◆ Records supplied
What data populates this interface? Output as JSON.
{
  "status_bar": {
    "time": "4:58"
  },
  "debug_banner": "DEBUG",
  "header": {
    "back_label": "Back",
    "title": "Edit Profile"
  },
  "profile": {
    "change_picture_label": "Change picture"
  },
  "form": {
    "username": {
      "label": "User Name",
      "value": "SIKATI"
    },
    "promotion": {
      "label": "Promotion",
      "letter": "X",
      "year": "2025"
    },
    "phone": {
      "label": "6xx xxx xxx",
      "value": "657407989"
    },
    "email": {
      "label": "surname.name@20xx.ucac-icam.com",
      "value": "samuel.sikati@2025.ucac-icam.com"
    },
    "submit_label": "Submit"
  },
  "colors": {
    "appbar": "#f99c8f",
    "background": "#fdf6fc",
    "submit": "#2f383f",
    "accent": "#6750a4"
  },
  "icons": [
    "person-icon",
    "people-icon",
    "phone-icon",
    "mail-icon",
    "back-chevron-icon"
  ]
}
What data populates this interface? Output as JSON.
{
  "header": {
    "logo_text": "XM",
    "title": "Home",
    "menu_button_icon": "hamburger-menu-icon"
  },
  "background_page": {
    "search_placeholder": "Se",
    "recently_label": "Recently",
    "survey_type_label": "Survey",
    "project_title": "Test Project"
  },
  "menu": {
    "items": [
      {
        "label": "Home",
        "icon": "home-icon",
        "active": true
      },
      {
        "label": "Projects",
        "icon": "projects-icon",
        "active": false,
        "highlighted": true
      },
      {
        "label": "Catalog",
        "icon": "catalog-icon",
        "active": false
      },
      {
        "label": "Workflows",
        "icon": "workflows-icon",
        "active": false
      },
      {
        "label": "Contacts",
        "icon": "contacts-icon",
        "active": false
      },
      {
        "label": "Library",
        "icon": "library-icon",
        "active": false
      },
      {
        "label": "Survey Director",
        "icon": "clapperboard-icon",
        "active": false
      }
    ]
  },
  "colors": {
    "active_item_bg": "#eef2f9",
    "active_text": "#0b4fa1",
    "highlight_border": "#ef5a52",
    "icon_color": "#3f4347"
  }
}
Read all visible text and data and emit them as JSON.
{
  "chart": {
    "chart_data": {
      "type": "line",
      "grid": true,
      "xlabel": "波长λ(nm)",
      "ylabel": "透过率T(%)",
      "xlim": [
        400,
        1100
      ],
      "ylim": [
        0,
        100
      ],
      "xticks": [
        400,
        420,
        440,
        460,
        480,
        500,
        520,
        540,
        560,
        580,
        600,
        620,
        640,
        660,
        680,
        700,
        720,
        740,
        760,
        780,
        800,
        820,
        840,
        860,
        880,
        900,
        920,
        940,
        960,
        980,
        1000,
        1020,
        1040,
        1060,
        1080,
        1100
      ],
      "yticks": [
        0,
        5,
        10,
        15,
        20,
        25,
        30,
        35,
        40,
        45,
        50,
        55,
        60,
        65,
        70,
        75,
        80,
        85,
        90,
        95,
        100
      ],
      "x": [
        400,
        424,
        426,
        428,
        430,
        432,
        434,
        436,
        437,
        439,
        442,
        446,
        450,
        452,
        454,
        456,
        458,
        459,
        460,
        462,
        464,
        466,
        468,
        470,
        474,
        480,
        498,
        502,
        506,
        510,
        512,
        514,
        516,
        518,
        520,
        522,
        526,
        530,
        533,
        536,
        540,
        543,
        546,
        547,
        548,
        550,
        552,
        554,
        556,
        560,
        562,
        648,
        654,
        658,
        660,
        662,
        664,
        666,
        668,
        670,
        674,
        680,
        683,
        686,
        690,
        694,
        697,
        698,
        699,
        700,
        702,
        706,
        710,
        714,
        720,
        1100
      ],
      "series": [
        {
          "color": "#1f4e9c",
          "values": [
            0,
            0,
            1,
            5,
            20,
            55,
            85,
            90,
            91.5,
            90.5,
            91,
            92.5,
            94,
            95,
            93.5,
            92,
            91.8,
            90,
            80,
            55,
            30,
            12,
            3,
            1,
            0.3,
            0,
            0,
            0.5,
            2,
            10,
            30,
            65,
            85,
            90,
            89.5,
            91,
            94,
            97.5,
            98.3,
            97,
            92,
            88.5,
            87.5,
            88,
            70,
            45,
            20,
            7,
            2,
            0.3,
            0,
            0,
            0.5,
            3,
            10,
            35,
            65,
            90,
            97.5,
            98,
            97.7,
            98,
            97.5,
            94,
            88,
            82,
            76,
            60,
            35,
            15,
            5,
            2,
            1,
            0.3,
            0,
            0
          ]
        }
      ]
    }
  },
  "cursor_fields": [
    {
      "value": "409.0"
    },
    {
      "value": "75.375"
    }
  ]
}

◆ Given request
Scan the listing above. Collect all lines with the word "Survey".

◆ Reply to the exercise
    "survey_type_label": "Survey",
        "label": "Survey Director",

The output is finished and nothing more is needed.